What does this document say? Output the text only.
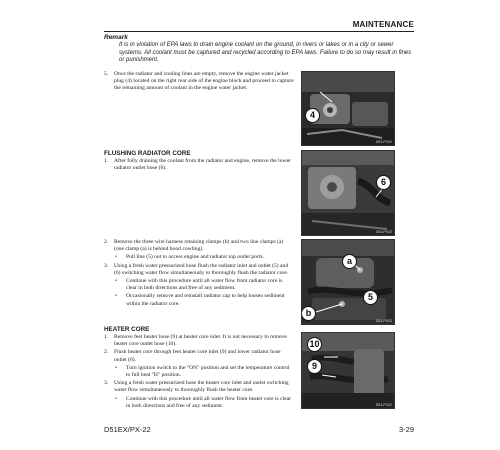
MAINTENANCE
Remark
It is in violation of EPA laws to drain engine coolant on the ground, in rivers or lakes or in a city or sewer systems. All coolant must be captured and recycled according to EPA laws. Failure to do so may result in fines or punishment.
5. Once the radiator and cooling lines are empty, remove the engine water jacket plug (4) located on the right rear side of the engine block and proceed to capture the remaining amount of coolant in the engine water jacket.
FLUSHING RADIATOR CORE
1. After fully draining the coolant from the radiator and engine, remove the lower radiator outlet hose (6).
2. Remove the three wire harness retaining clamps (b) and two line clamps (a) (one clamp (a) is behind hood cowling).
• Pull line (5) out to access engine and radiator top outlet ports.
3. Using a fresh water pressurized hose flush the radiator inlet and outlet (5) and (6) switching water flow simultaneously to thoroughly flush the radiator core.
• Continue with this procedure until all water flow from radiator core is clear in both directions and free of any sediment.
• Occasionally remove and reinstall radiator cap to help loosen sediment within the radiator core.
HEATER CORE
1. Remove feet heater hose (9) at heater core inlet. It is not necessary to remove heater core outlet hose (10).
2. Flush heater core through feet heater core inlet (9) and lower radiator hose outlet (6).
• Turn ignition switch to the "ON" position and set the temperature control to full heat "H" position.
3. Using a fresh water pressurized hose the heater core inlet and outlet switching water flow simultaneously to thoroughly flush the heater core.
• Continue with this procedure until all water flow from heater core is clear in both directions and free of any sediment.
4
D51-PX22
6
D51-PX22
a
5
b
D51-PX22
10
9
D51-PX22
D51EX/PX-22	3-29
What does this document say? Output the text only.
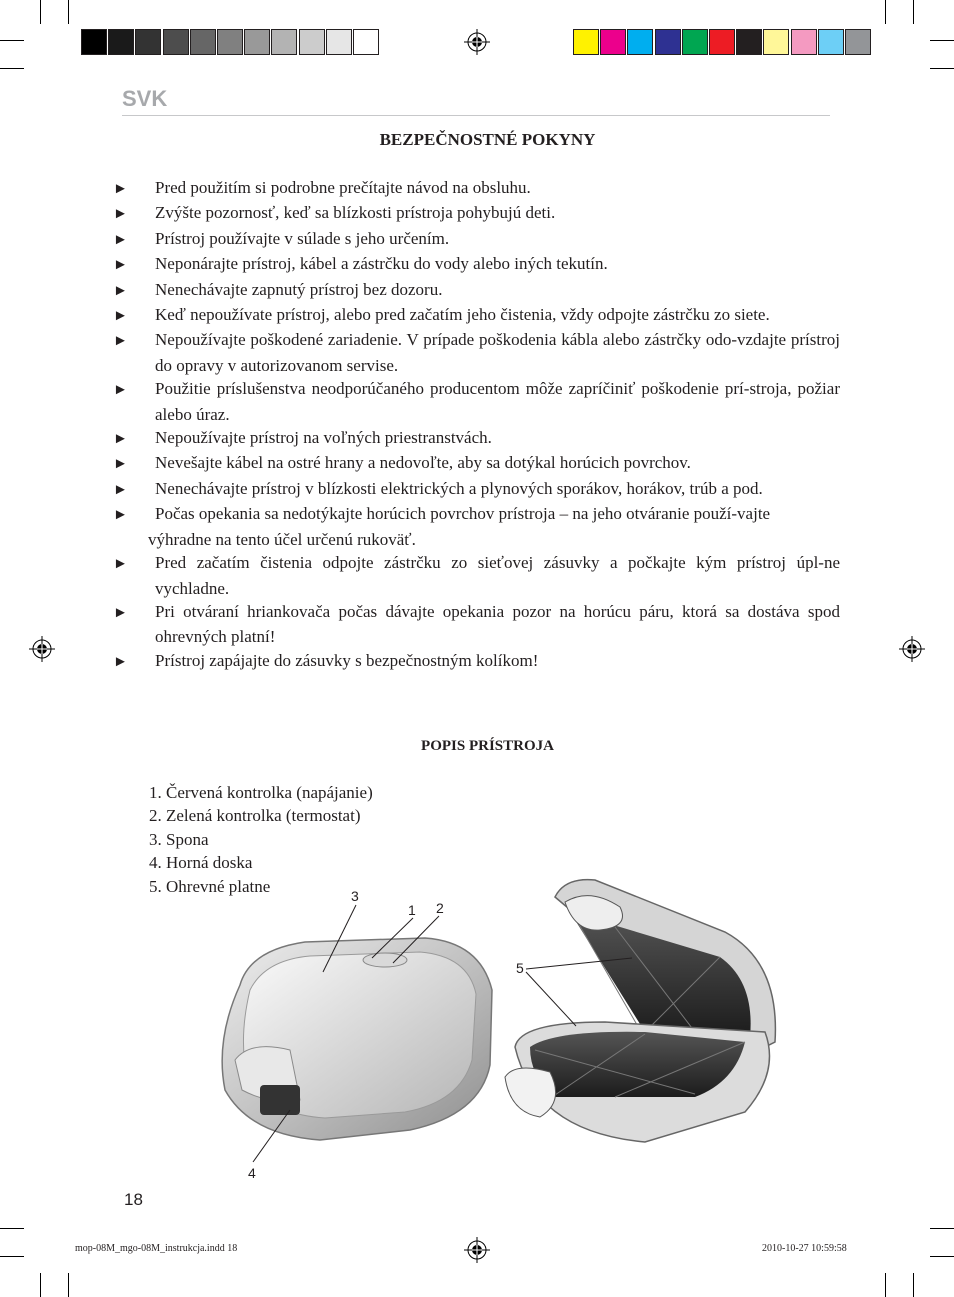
SVK
BEZPEČNOSTNÉ POKYNY
► Pred použitím si podrobne prečítajte návod na obsluhu.
► Zvýšte pozornosť, keď sa blízkosti prístroja pohybujú deti.
► Prístroj používajte v súlade s jeho určením.
► Neponárajte prístroj, kábel a zástrčku do vody alebo iných tekutín.
► Nenechávajte zapnutý prístroj bez dozoru.
► Keď nepoužívate prístroj, alebo pred začatím jeho čistenia, vždy odpojte zástrčku zo siete.
► Nepoužívajte poškodené zariadenie. V prípade poškodenia kábla alebo zástrčky odo-vzdajte prístroj do opravy v autorizovanom servise.
► Použitie príslušenstva neodporúčaného producentom môže zapríčiniť poškodenie prí-stroja, požiar alebo úraz.
► Nepoužívajte prístroj na voľných priestranstvách.
► Nevešajte kábel na ostré hrany a nedovoľte, aby sa dotýkal horúcich povrchov.
► Nenechávajte prístroj v blízkosti elektrických a plynových sporákov, horákov, trúb a pod.
► Počas opekania sa nedotýkajte horúcich povrchov prístroja – na jeho otváranie použí-vajte
výhradne na tento účel určenú rukoväť.
► Pred začatím čistenia odpojte zástrčku zo sieťovej zásuvky a počkajte kým prístroj úpl-ne vychladne.
► Pri otváraní hriankovača počas dávajte opekania pozor na horúcu páru, ktorá sa dostáva spod ohrevných platní!
► Prístroj zapájajte do zásuvky s bezpečnostným kolíkom!
POPIS PRÍSTROJA
1. Červená kontrolka (napájanie)
2. Zelená kontrolka (termostat)
3. Spona
4. Horná doska
5. Ohrevné platne
3
1 2
4
5
18
mop-08M_mgo-08M_instrukcja.indd 18	2010-10-27 10:59:58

|---|

WRITTEN PROBLEM
The records above are to be reproduced exactly; the pictures are to be left out.

RESULT OF THIS EXERCISE
What does this document say? Output the text only.
MAINTENANCE
Remark
It is in violation of EPA laws to drain engine coolant on the ground, in rivers or lakes or in a city or sewer systems. All coolant must be captured and recycled according to EPA laws. Failure to do so may result in fines or punishment.
5. Once the radiator and cooling lines are empty, remove the engine water jacket plug (4) located on the right rear side of the engine block and proceed to capture the remaining amount of coolant in the engine water jacket.
FLUSHING RADIATOR CORE
1. After fully draining the coolant from the radiator and engine, remove the lower radiator outlet hose (6).
2. Remove the three wire harness retaining clamps (b) and two line clamps (a) (one clamp (a) is behind hood cowling).
• Pull line (5) out to access engine and radiator top outlet ports.
3. Using a fresh water pressurized hose flush the radiator inlet and outlet (5) and (6) switching water flow simultaneously to thoroughly flush the radiator core.
• Continue with this procedure until all water flow from radiator core is clear in both directions and free of any sediment.
• Occasionally remove and reinstall radiator cap to help loosen sediment within the radiator core.
HEATER CORE
1. Remove feet heater hose (9) at heater core inlet. It is not necessary to remove heater core outlet hose (10).
2. Flush heater core through feet heater core inlet (9) and lower radiator hose outlet (6).
• Turn ignition switch to the "ON" position and set the temperature control to full heat "H" position.
3. Using a fresh water pressurized hose the heater core inlet and outlet switching water flow simultaneously to thoroughly flush the heater core.
• Continue with this procedure until all water flow from heater core is clear in both directions and free of any sediment.
4
D51-PX22
6
D51-PX22
a
5
b
D51-PX22
10
9
D51-PX22
D51EX/PX-22	3-29
What does this document say? Output the text only.
SVK
BEZPEČNOSTNÉ POKYNY
► Pred použitím si podrobne prečítajte návod na obsluhu.
► Zvýšte pozornosť, keď sa blízkosti prístroja pohybujú deti.
► Prístroj používajte v súlade s jeho určením.
► Neponárajte prístroj, kábel a zástrčku do vody alebo iných tekutín.
► Nenechávajte zapnutý prístroj bez dozoru.
► Keď nepoužívate prístroj, alebo pred začatím jeho čistenia, vždy odpojte zástrčku zo siete.
► Nepoužívajte poškodené zariadenie. V prípade poškodenia kábla alebo zástrčky odo-vzdajte prístroj do opravy v autorizovanom servise.
► Použitie príslušenstva neodporúčaného producentom môže zapríčiniť poškodenie prí-stroja, požiar alebo úraz.
► Nepoužívajte prístroj na voľných priestranstvách.
► Nevešajte kábel na ostré hrany a nedovoľte, aby sa dotýkal horúcich povrchov.
► Nenechávajte prístroj v blízkosti elektrických a plynových sporákov, horákov, trúb a pod.
► Počas opekania sa nedotýkajte horúcich povrchov prístroja – na jeho otváranie použí-vajte
výhradne na tento účel určenú rukoväť.
► Pred začatím čistenia odpojte zástrčku zo sieťovej zásuvky a počkajte kým prístroj úpl-ne vychladne.
► Pri otváraní hriankovača počas dávajte opekania pozor na horúcu páru, ktorá sa dostáva spod ohrevných platní!
► Prístroj zapájajte do zásuvky s bezpečnostným kolíkom!
POPIS PRÍSTROJA
1. Červená kontrolka (napájanie)
2. Zelená kontrolka (termostat)
3. Spona
4. Horná doska
5. Ohrevné platne
3
1 2
4
5
18
mop-08M_mgo-08M_instrukcja.indd 18	2010-10-27 10:59:58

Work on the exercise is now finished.